▶ [Given instruction]: Copy the data word for word, keeping every line.

─── Provided data ───

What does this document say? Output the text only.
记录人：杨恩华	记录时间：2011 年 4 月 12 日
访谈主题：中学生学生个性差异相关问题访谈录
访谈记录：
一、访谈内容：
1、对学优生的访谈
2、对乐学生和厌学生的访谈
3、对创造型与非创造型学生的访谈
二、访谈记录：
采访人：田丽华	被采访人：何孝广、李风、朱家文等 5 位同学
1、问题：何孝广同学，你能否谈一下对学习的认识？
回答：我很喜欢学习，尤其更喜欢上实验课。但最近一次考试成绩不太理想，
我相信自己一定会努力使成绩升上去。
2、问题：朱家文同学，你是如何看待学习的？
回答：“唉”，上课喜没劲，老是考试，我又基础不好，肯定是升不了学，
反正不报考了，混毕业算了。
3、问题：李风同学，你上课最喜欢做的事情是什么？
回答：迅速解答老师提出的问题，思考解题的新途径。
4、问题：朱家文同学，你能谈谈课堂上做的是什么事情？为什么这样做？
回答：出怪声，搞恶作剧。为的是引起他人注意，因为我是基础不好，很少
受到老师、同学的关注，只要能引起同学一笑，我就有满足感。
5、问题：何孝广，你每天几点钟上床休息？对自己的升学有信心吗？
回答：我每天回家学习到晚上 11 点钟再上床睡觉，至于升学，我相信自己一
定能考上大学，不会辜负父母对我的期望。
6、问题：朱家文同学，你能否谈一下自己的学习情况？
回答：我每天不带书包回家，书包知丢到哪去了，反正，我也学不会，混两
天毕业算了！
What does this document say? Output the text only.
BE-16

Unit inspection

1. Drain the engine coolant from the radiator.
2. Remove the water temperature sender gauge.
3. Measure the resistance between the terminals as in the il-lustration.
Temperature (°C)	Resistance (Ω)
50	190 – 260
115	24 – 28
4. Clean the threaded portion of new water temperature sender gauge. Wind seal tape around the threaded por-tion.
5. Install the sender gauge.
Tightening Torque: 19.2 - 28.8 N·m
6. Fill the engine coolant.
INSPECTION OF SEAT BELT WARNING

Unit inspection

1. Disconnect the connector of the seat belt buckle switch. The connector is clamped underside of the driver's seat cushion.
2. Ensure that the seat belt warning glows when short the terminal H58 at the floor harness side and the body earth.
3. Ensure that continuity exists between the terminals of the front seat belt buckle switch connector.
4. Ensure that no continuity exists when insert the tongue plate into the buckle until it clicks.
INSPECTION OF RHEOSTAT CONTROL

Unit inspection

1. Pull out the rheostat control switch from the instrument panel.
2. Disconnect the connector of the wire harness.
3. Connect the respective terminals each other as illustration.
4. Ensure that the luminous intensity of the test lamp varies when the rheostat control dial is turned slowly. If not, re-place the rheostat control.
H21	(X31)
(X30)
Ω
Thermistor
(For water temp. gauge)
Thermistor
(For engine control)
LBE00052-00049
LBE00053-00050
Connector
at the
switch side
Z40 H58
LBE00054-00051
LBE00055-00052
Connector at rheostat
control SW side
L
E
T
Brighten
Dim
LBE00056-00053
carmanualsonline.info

───

▶ [Written solution]:
What does this document say? Output the text only.
记录人：杨恩华	记录时间：2011 年 4 月 12 日
访谈主题：中学生学生个性差异相关问题访谈录
访谈记录：
一、访谈内容：
1、对学优生的访谈
2、对乐学生和厌学生的访谈
3、对创造型与非创造型学生的访谈
二、访谈记录：
采访人：田丽华	被采访人：何孝广、李风、朱家文等 5 位同学
1、问题：何孝广同学，你能否谈一下对学习的认识？
回答：我很喜欢学习，尤其更喜欢上实验课。但最近一次考试成绩不太理想，
我相信自己一定会努力使成绩升上去。
2、问题：朱家文同学，你是如何看待学习的？
回答：“唉”，上课喜没劲，老是考试，我又基础不好，肯定是升不了学，
反正不报考了，混毕业算了。
3、问题：李风同学，你上课最喜欢做的事情是什么？
回答：迅速解答老师提出的问题，思考解题的新途径。
4、问题：朱家文同学，你能谈谈课堂上做的是什么事情？为什么这样做？
回答：出怪声，搞恶作剧。为的是引起他人注意，因为我是基础不好，很少
受到老师、同学的关注，只要能引起同学一笑，我就有满足感。
5、问题：何孝广，你每天几点钟上床休息？对自己的升学有信心吗？
回答：我每天回家学习到晚上 11 点钟再上床睡觉，至于升学，我相信自己一
定能考上大学，不会辜负父母对我的期望。
6、问题：朱家文同学，你能否谈一下自己的学习情况？
回答：我每天不带书包回家，书包知丢到哪去了，反正，我也学不会，混两
天毕业算了！
What does this document say? Output the text only.
BE-16

Unit inspection

1. Drain the engine coolant from the radiator.
2. Remove the water temperature sender gauge.
3. Measure the resistance between the terminals as in the il-lustration.
Temperature (°C)	Resistance (Ω)
50	190 – 260
115	24 – 28
4. Clean the threaded portion of new water temperature sender gauge. Wind seal tape around the threaded por-tion.
5. Install the sender gauge.
Tightening Torque: 19.2 - 28.8 N·m
6. Fill the engine coolant.
INSPECTION OF SEAT BELT WARNING

Unit inspection

1. Disconnect the connector of the seat belt buckle switch. The connector is clamped underside of the driver's seat cushion.
2. Ensure that the seat belt warning glows when short the terminal H58 at the floor harness side and the body earth.
3. Ensure that continuity exists between the terminals of the front seat belt buckle switch connector.
4. Ensure that no continuity exists when insert the tongue plate into the buckle until it clicks.
INSPECTION OF RHEOSTAT CONTROL

Unit inspection

1. Pull out the rheostat control switch from the instrument panel.
2. Disconnect the connector of the wire harness.
3. Connect the respective terminals each other as illustration.
4. Ensure that the luminous intensity of the test lamp varies when the rheostat control dial is turned slowly. If not, re-place the rheostat control.
H21	(X31)
(X30)
Ω
Thermistor
(For water temp. gauge)
Thermistor
(For engine control)
LBE00052-00049
LBE00053-00050
Connector
at the
switch side
Z40 H58
LBE00054-00051
LBE00055-00052
Connector at rheostat
control SW side
L
E
T
Brighten
Dim
LBE00056-00053
carmanualsonline.info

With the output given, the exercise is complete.